§ **Data shown**
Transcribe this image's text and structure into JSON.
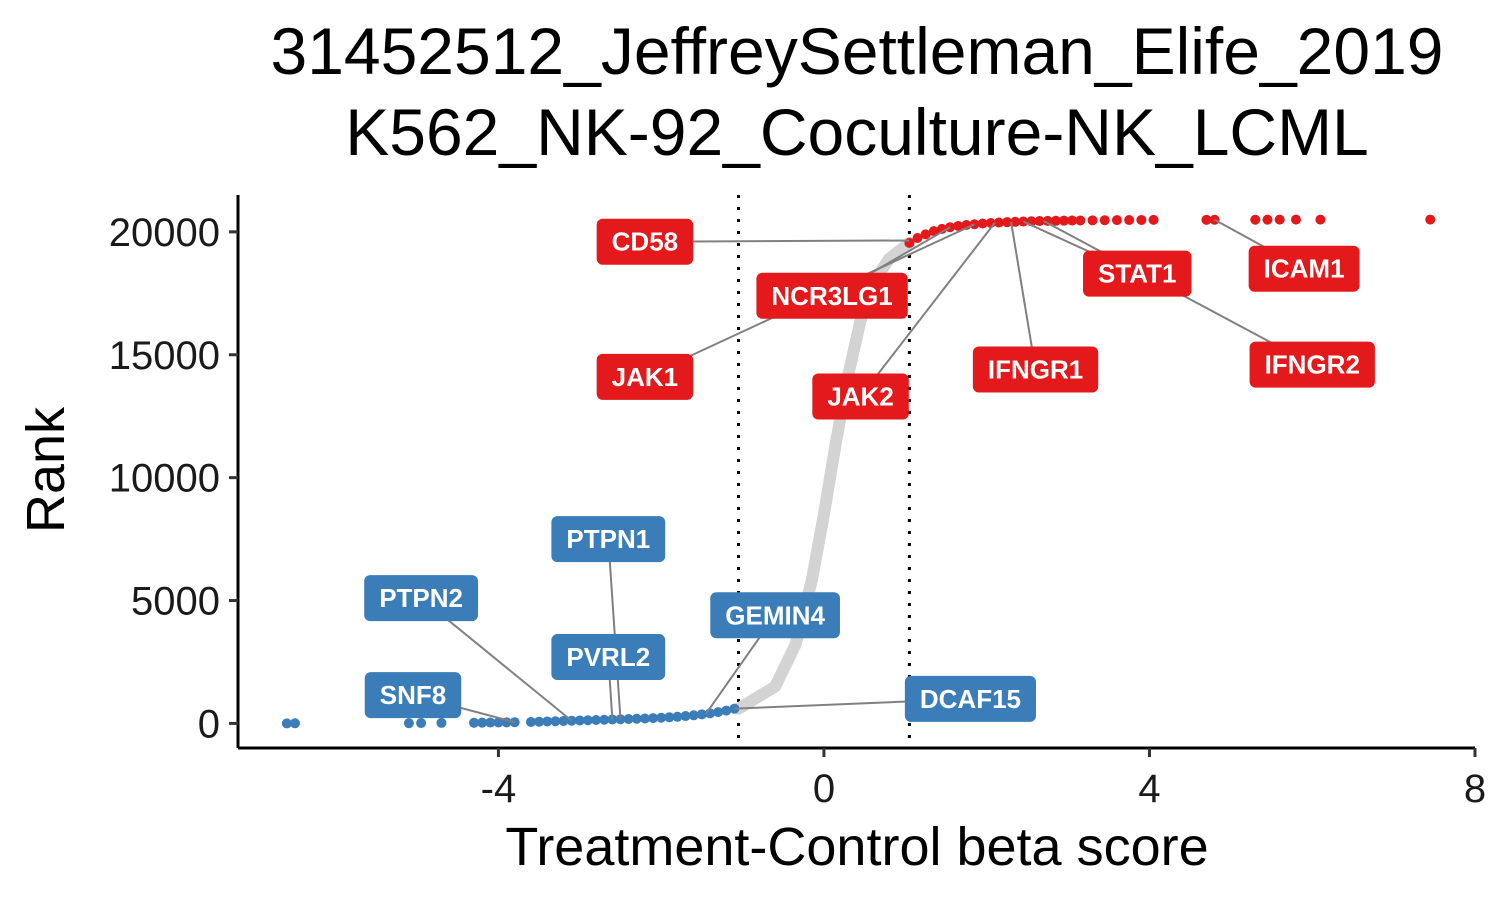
{
  "chart_data": {
    "type": "scatter",
    "title_lines": [
      "31452512_JeffreySettleman_Elife_2019",
      "K562_NK-92_Coculture-NK_LCML"
    ],
    "xlabel": "Treatment-Control beta score",
    "ylabel": "Rank",
    "xlim": [
      -7.2,
      8.0
    ],
    "ylim": [
      -1000,
      21500
    ],
    "x_ticks": [
      -4,
      0,
      4,
      8
    ],
    "x_tick_labels": [
      "-4",
      "0",
      "4",
      "8"
    ],
    "y_ticks": [
      0,
      5000,
      10000,
      15000,
      20000
    ],
    "y_tick_labels": [
      "0",
      "5000",
      "10000",
      "15000",
      "20000"
    ],
    "threshold_lines": [
      -1.05,
      1.05
    ],
    "colors": {
      "negative": "#3a7db8",
      "positive": "#e3191c",
      "neutral": "#d3d3d3",
      "connector": "#808080"
    },
    "points_negative": [
      {
        "x": -6.6,
        "y": 0
      },
      {
        "x": -6.5,
        "y": 5
      },
      {
        "x": -5.1,
        "y": 10
      },
      {
        "x": -4.95,
        "y": 15
      },
      {
        "x": -4.7,
        "y": 20
      },
      {
        "x": -4.3,
        "y": 25
      },
      {
        "x": -4.2,
        "y": 30
      },
      {
        "x": -4.1,
        "y": 35
      },
      {
        "x": -4.0,
        "y": 40
      },
      {
        "x": -3.9,
        "y": 45
      },
      {
        "x": -3.8,
        "y": 50
      },
      {
        "x": -3.6,
        "y": 60
      },
      {
        "x": -3.5,
        "y": 70
      },
      {
        "x": -3.4,
        "y": 80
      },
      {
        "x": -3.3,
        "y": 90
      },
      {
        "x": -3.2,
        "y": 100
      },
      {
        "x": -3.1,
        "y": 110
      },
      {
        "x": -3.0,
        "y": 120
      },
      {
        "x": -2.9,
        "y": 130
      },
      {
        "x": -2.8,
        "y": 140
      },
      {
        "x": -2.7,
        "y": 150
      },
      {
        "x": -2.6,
        "y": 160
      },
      {
        "x": -2.5,
        "y": 170
      },
      {
        "x": -2.4,
        "y": 180
      },
      {
        "x": -2.3,
        "y": 190
      },
      {
        "x": -2.2,
        "y": 200
      },
      {
        "x": -2.1,
        "y": 215
      },
      {
        "x": -2.0,
        "y": 230
      },
      {
        "x": -1.9,
        "y": 250
      },
      {
        "x": -1.8,
        "y": 270
      },
      {
        "x": -1.7,
        "y": 300
      },
      {
        "x": -1.6,
        "y": 330
      },
      {
        "x": -1.5,
        "y": 370
      },
      {
        "x": -1.4,
        "y": 410
      },
      {
        "x": -1.3,
        "y": 460
      },
      {
        "x": -1.2,
        "y": 520
      },
      {
        "x": -1.1,
        "y": 600
      }
    ],
    "points_positive": [
      {
        "x": 1.05,
        "y": 19550
      },
      {
        "x": 1.15,
        "y": 19750
      },
      {
        "x": 1.25,
        "y": 19900
      },
      {
        "x": 1.35,
        "y": 20030
      },
      {
        "x": 1.45,
        "y": 20120
      },
      {
        "x": 1.55,
        "y": 20190
      },
      {
        "x": 1.65,
        "y": 20240
      },
      {
        "x": 1.75,
        "y": 20280
      },
      {
        "x": 1.85,
        "y": 20310
      },
      {
        "x": 1.95,
        "y": 20340
      },
      {
        "x": 2.05,
        "y": 20360
      },
      {
        "x": 2.15,
        "y": 20380
      },
      {
        "x": 2.25,
        "y": 20395
      },
      {
        "x": 2.35,
        "y": 20410
      },
      {
        "x": 2.45,
        "y": 20420
      },
      {
        "x": 2.55,
        "y": 20430
      },
      {
        "x": 2.65,
        "y": 20440
      },
      {
        "x": 2.75,
        "y": 20445
      },
      {
        "x": 2.85,
        "y": 20450
      },
      {
        "x": 2.95,
        "y": 20455
      },
      {
        "x": 3.05,
        "y": 20460
      },
      {
        "x": 3.15,
        "y": 20465
      },
      {
        "x": 3.3,
        "y": 20470
      },
      {
        "x": 3.45,
        "y": 20475
      },
      {
        "x": 3.6,
        "y": 20478
      },
      {
        "x": 3.75,
        "y": 20481
      },
      {
        "x": 3.9,
        "y": 20484
      },
      {
        "x": 4.05,
        "y": 20487
      },
      {
        "x": 4.7,
        "y": 20490
      },
      {
        "x": 4.8,
        "y": 20492
      },
      {
        "x": 5.3,
        "y": 20494
      },
      {
        "x": 5.45,
        "y": 20496
      },
      {
        "x": 5.6,
        "y": 20497
      },
      {
        "x": 5.8,
        "y": 20498
      },
      {
        "x": 6.1,
        "y": 20499
      },
      {
        "x": 7.45,
        "y": 20500
      }
    ],
    "neutral_curve": [
      {
        "x": -1.05,
        "y": 600
      },
      {
        "x": -0.6,
        "y": 1500
      },
      {
        "x": -0.35,
        "y": 3200
      },
      {
        "x": -0.15,
        "y": 5800
      },
      {
        "x": 0.0,
        "y": 8500
      },
      {
        "x": 0.15,
        "y": 11500
      },
      {
        "x": 0.3,
        "y": 14200
      },
      {
        "x": 0.45,
        "y": 16400
      },
      {
        "x": 0.6,
        "y": 17900
      },
      {
        "x": 0.8,
        "y": 18900
      },
      {
        "x": 1.05,
        "y": 19550
      }
    ],
    "labels": [
      {
        "gene": "CD58",
        "group": "positive",
        "point": {
          "x": 1.05,
          "y": 19650
        },
        "label": {
          "x": -2.2,
          "y": 19600
        }
      },
      {
        "gene": "NCR3LG1",
        "group": "positive",
        "point": {
          "x": 1.55,
          "y": 20190
        },
        "label": {
          "x": 0.1,
          "y": 17400
        }
      },
      {
        "gene": "JAK1",
        "group": "positive",
        "point": {
          "x": 1.85,
          "y": 20310
        },
        "label": {
          "x": -2.2,
          "y": 14100
        }
      },
      {
        "gene": "JAK2",
        "group": "positive",
        "point": {
          "x": 2.1,
          "y": 20370
        },
        "label": {
          "x": 0.45,
          "y": 13300
        }
      },
      {
        "gene": "STAT1",
        "group": "positive",
        "point": {
          "x": 2.45,
          "y": 20420
        },
        "label": {
          "x": 3.85,
          "y": 18300
        }
      },
      {
        "gene": "IFNGR1",
        "group": "positive",
        "point": {
          "x": 2.3,
          "y": 20400
        },
        "label": {
          "x": 2.6,
          "y": 14400
        }
      },
      {
        "gene": "ICAM1",
        "group": "positive",
        "point": {
          "x": 4.8,
          "y": 20492
        },
        "label": {
          "x": 5.9,
          "y": 18500
        }
      },
      {
        "gene": "IFNGR2",
        "group": "positive",
        "point": {
          "x": 2.7,
          "y": 20443
        },
        "label": {
          "x": 6.0,
          "y": 14600
        }
      },
      {
        "gene": "PTPN1",
        "group": "negative",
        "point": {
          "x": -2.5,
          "y": 170
        },
        "label": {
          "x": -2.65,
          "y": 7500
        }
      },
      {
        "gene": "PTPN2",
        "group": "negative",
        "point": {
          "x": -3.1,
          "y": 110
        },
        "label": {
          "x": -4.95,
          "y": 5100
        }
      },
      {
        "gene": "PVRL2",
        "group": "negative",
        "point": {
          "x": -2.6,
          "y": 160
        },
        "label": {
          "x": -2.65,
          "y": 2700
        }
      },
      {
        "gene": "SNF8",
        "group": "negative",
        "point": {
          "x": -3.8,
          "y": 50
        },
        "label": {
          "x": -5.05,
          "y": 1150
        }
      },
      {
        "gene": "GEMIN4",
        "group": "negative",
        "point": {
          "x": -1.45,
          "y": 390
        },
        "label": {
          "x": -0.6,
          "y": 4400
        }
      },
      {
        "gene": "DCAF15",
        "group": "negative",
        "point": {
          "x": -1.1,
          "y": 600
        },
        "label": {
          "x": 1.8,
          "y": 1000
        }
      }
    ],
    "grid": false,
    "legend": "none"
  }
}
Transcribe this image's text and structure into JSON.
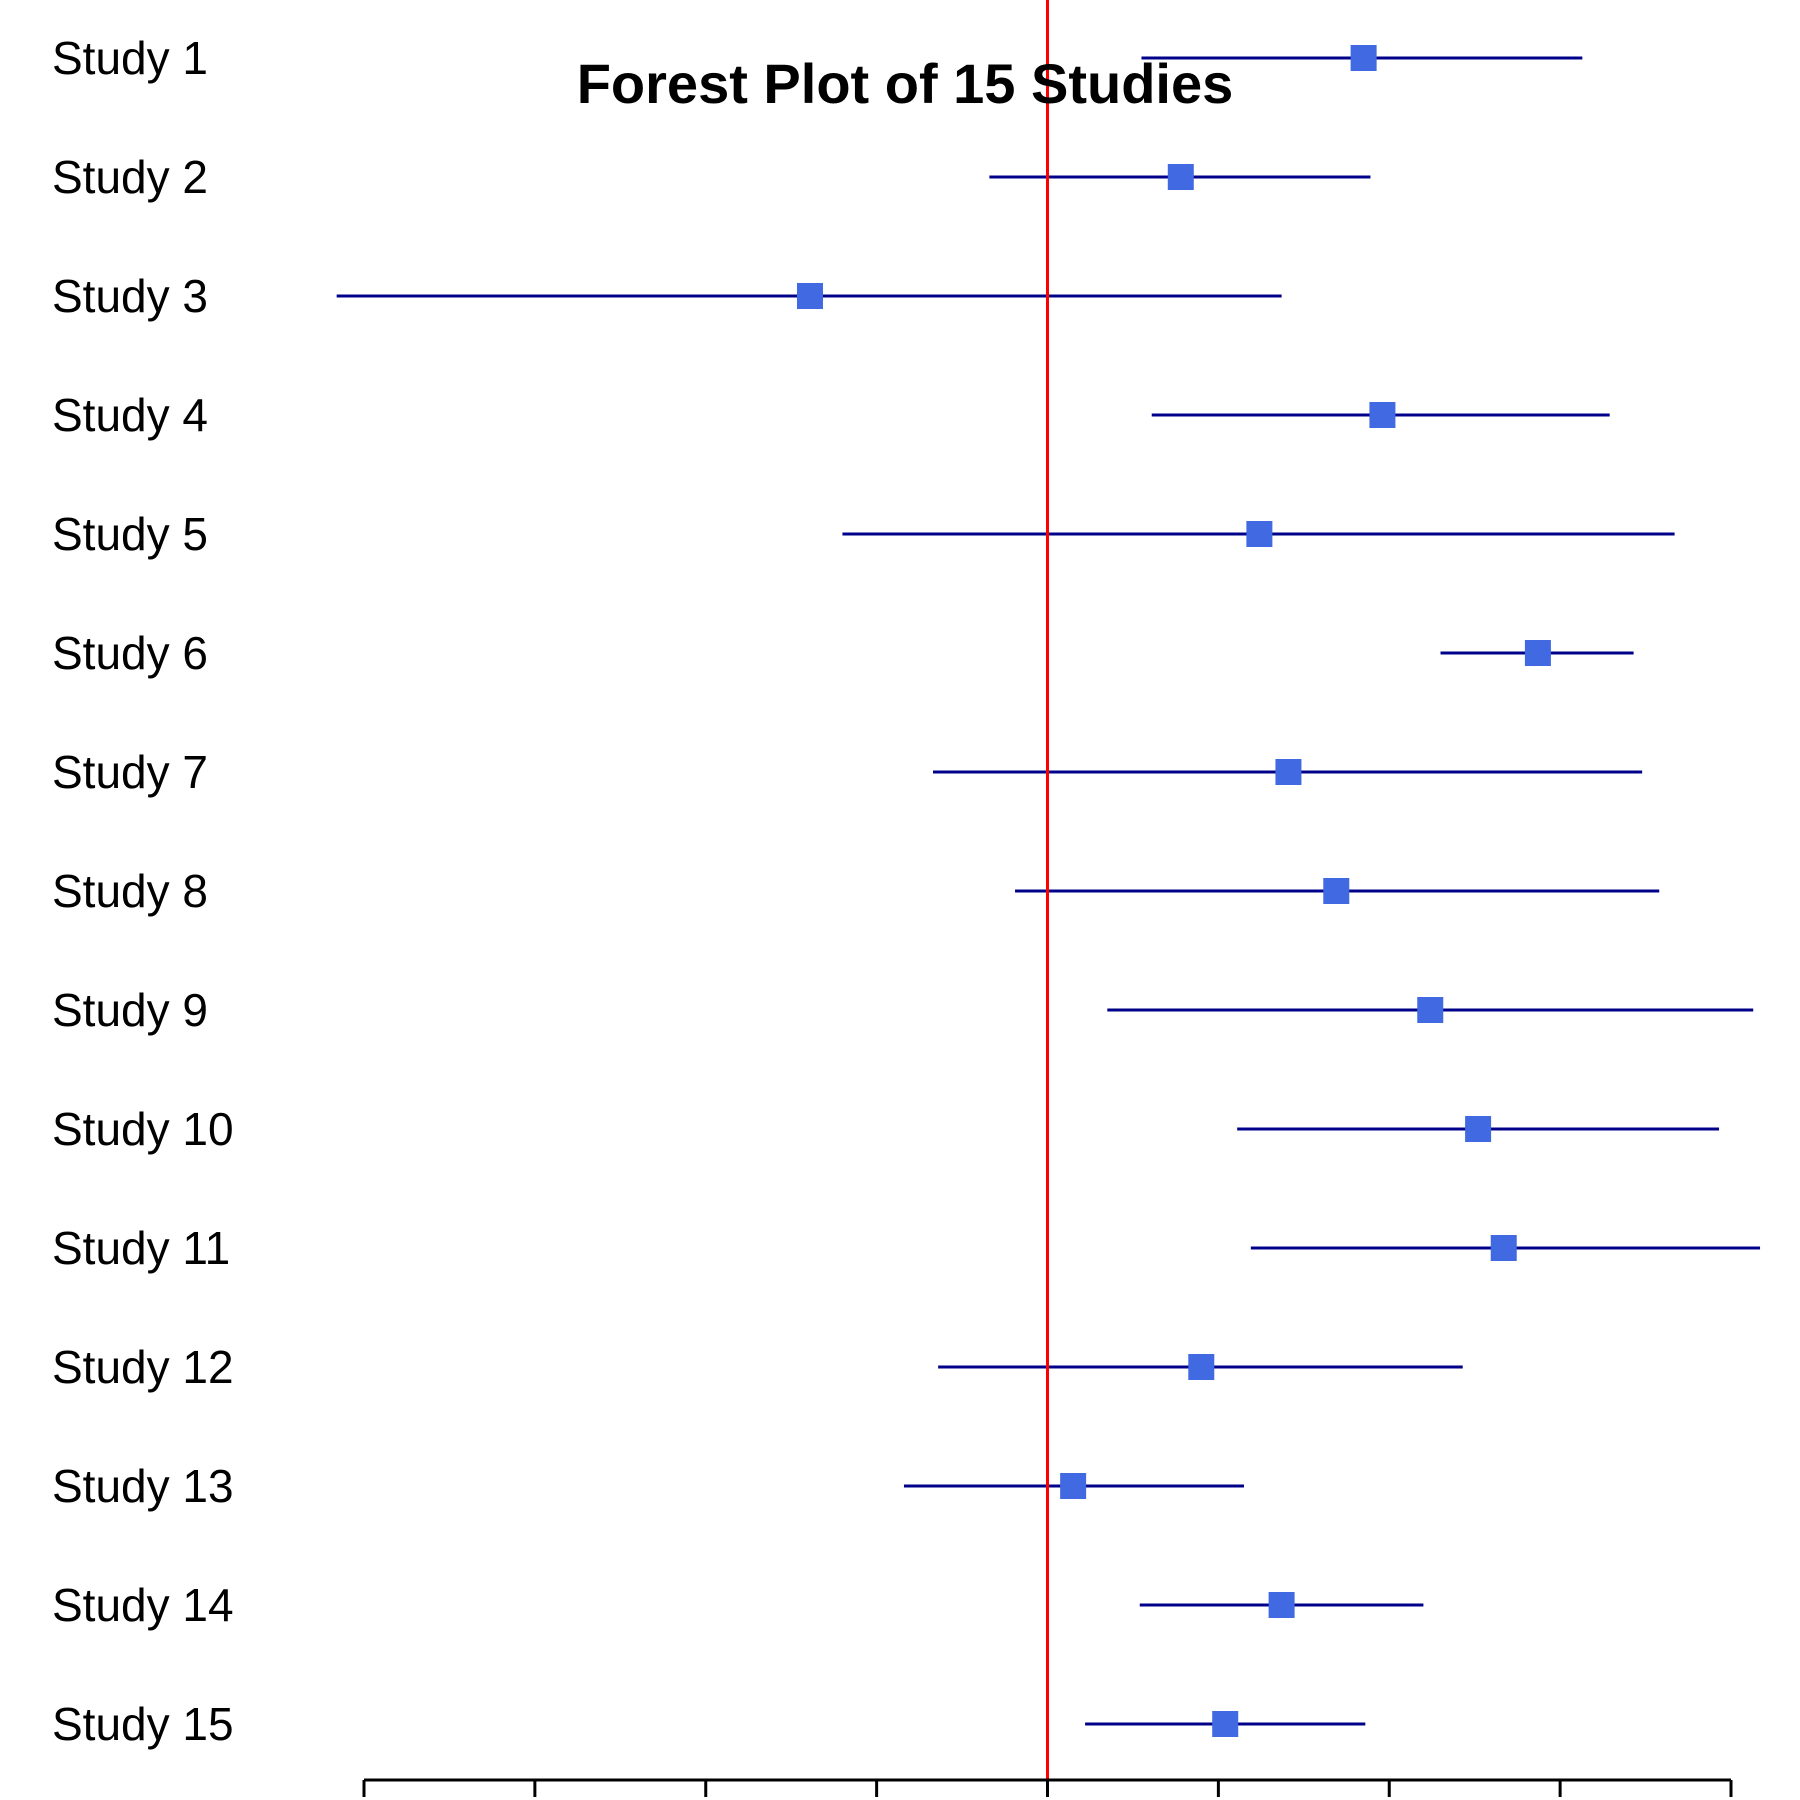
{
  "chart_data": {
    "type": "forest",
    "title": "Forest Plot of 15 Studies",
    "xlabel": "",
    "ylabel": "",
    "xlim": [
      -4,
      4
    ],
    "x_ticks": [
      -4,
      -3,
      -2,
      -1,
      0,
      1,
      2,
      3,
      4
    ],
    "tick_labels_visible": false,
    "reference_line": 0,
    "grid": false,
    "colors": {
      "point": "#4169E1",
      "ci_line": "#00008B",
      "reference_line": "#FF0000",
      "axis": "#000000"
    },
    "studies": [
      {
        "label": "Study 1",
        "estimate": 1.85,
        "lower": 0.55,
        "upper": 3.13
      },
      {
        "label": "Study 2",
        "estimate": 0.78,
        "lower": -0.34,
        "upper": 1.89
      },
      {
        "label": "Study 3",
        "estimate": -1.39,
        "lower": -4.16,
        "upper": 1.37
      },
      {
        "label": "Study 4",
        "estimate": 1.96,
        "lower": 0.61,
        "upper": 3.29
      },
      {
        "label": "Study 5",
        "estimate": 1.24,
        "lower": -1.2,
        "upper": 3.67
      },
      {
        "label": "Study 6",
        "estimate": 2.87,
        "lower": 2.3,
        "upper": 3.43
      },
      {
        "label": "Study 7",
        "estimate": 1.41,
        "lower": -0.67,
        "upper": 3.48
      },
      {
        "label": "Study 8",
        "estimate": 1.69,
        "lower": -0.19,
        "upper": 3.58
      },
      {
        "label": "Study 9",
        "estimate": 2.24,
        "lower": 0.35,
        "upper": 4.13
      },
      {
        "label": "Study 10",
        "estimate": 2.52,
        "lower": 1.11,
        "upper": 3.93
      },
      {
        "label": "Study 11",
        "estimate": 2.67,
        "lower": 1.19,
        "upper": 4.17
      },
      {
        "label": "Study 12",
        "estimate": 0.9,
        "lower": -0.64,
        "upper": 2.43
      },
      {
        "label": "Study 13",
        "estimate": 0.15,
        "lower": -0.84,
        "upper": 1.15
      },
      {
        "label": "Study 14",
        "estimate": 1.37,
        "lower": 0.54,
        "upper": 2.2
      },
      {
        "label": "Study 15",
        "estimate": 1.04,
        "lower": 0.22,
        "upper": 1.86
      }
    ]
  }
}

§ **Aim**
Provide the number of lines containing the string "xlabel", with no other output.

§ **Worked solution**
2